Your task: According to the profile of Edward Lou, how many students does One Goal now serve, and in how many states?
[Document extract — start]
Greg earned a bachelor of science degree and a master of science degree from the University of Nebraska-Lincoln. He earned a doctorate of science in systems science and mathematics from WashU in 1989.

Edward Lou headshot

Edward Lou

Engineering Entrepreneurship Award

Edward Lou is co-founder and chief executive officer of CodaPet, a startup connecting veterinarians and pet parents for at-home pet care. Edward is also an active angel investor in more than 80 early-stage tech companies and serves as a mentor, coach, advisor, or board director to the leaders of startups such as, Chowbus, HiLink,, Infi, Lemonlight, MSPBots, Reloshare, Songfinch, and The Mom Project.

Edward is also co-founder and board director of One Goal, a non-profit that improves college acceptance and persistence by empowering urban high school students through a teacher-led fellowship. One Goal has grown to more than 250 staff members and a $30 million annual budget in large part due to the program’s success with 98% of program fellows accepted to college and 78% persisting. Since inception, the program has grown from seven students in one school to 30,000 students across seven states.

Previously, he was a co-founder of Shiftgig, the mobile app that connects hourly labor with opportunities for shifts. Edward grew the company from an idea to 200 full-time employees across 13 cities serving 2,000 business clients and 30,000 hourly workers, raising more than $50 million of institutional capital during a rapid growth period.

Edward is a venture partner at Mercury Fund and Corazon Capital and was previously a general partner with OCA Ventures. As a board director or observer, Edward worked closely with management teams to scale their business, raise capital, and attract talent.
[Document extract — finish]
[Dataset extract — start]
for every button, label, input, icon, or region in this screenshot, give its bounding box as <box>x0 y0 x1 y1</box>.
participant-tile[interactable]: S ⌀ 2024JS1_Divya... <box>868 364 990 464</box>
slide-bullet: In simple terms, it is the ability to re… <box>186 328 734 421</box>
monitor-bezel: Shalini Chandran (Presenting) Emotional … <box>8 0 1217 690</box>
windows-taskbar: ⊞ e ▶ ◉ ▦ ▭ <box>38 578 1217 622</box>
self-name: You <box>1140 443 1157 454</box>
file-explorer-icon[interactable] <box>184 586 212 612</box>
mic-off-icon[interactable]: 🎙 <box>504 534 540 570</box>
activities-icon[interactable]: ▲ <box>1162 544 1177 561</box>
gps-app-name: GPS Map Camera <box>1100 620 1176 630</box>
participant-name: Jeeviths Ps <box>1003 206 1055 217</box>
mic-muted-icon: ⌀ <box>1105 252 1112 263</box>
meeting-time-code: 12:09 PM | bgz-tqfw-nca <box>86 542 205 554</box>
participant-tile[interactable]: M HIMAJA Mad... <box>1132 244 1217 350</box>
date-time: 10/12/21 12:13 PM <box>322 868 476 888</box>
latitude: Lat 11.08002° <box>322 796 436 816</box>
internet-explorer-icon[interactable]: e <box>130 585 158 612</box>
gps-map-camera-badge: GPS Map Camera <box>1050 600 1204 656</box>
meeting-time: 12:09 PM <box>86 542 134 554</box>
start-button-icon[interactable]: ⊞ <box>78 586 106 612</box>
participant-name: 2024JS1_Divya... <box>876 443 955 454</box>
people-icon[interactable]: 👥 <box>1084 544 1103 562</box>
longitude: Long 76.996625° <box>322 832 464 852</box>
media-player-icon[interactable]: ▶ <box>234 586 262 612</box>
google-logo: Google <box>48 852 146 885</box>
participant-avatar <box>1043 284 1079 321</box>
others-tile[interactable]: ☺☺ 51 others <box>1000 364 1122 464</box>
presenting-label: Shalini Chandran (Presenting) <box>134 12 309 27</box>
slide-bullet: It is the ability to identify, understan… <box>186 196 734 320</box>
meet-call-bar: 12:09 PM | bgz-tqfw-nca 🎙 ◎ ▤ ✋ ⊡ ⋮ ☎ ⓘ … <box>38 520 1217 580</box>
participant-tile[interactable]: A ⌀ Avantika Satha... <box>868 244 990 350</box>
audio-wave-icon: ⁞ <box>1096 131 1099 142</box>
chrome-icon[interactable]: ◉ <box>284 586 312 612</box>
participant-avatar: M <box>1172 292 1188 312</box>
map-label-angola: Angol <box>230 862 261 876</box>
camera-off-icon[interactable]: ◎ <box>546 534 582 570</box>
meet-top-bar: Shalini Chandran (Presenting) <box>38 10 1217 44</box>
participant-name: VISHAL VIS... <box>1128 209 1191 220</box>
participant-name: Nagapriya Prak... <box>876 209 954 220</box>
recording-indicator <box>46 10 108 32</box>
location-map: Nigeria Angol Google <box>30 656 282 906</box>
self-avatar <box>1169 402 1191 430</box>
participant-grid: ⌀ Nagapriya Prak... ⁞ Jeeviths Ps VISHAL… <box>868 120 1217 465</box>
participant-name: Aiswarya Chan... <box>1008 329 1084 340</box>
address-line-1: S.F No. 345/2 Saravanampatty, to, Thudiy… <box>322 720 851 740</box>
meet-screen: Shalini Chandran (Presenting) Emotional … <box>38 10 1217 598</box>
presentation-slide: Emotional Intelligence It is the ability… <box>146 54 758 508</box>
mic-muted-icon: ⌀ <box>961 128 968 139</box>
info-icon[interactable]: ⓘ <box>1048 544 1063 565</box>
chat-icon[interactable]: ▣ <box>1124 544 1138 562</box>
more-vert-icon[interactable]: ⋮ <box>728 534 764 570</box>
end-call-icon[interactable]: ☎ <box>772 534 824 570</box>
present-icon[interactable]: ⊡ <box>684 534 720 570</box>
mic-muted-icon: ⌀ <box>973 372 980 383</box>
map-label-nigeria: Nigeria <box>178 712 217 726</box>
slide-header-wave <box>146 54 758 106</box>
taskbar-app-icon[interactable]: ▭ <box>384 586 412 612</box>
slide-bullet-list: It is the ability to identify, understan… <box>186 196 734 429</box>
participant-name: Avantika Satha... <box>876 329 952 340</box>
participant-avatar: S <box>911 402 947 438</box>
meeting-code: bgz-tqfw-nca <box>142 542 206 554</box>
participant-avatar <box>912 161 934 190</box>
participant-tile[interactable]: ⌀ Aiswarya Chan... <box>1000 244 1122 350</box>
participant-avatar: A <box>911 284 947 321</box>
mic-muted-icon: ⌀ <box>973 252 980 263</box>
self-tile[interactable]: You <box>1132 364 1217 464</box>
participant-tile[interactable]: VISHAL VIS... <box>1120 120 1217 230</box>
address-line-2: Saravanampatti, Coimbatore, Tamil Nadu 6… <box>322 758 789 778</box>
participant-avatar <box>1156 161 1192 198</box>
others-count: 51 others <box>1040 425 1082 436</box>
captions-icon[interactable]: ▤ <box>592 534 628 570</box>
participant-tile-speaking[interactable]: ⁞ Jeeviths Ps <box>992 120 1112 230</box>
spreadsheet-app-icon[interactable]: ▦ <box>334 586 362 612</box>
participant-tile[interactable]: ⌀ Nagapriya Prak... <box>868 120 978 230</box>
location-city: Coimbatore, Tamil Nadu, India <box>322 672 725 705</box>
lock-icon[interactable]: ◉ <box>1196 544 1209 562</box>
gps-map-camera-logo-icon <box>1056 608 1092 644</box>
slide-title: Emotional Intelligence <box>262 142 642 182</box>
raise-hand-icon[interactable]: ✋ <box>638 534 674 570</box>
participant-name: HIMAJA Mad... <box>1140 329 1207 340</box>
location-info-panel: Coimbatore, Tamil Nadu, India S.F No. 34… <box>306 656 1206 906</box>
[Dataset extract — finish]
Exercise output: 30,000 students across seven states.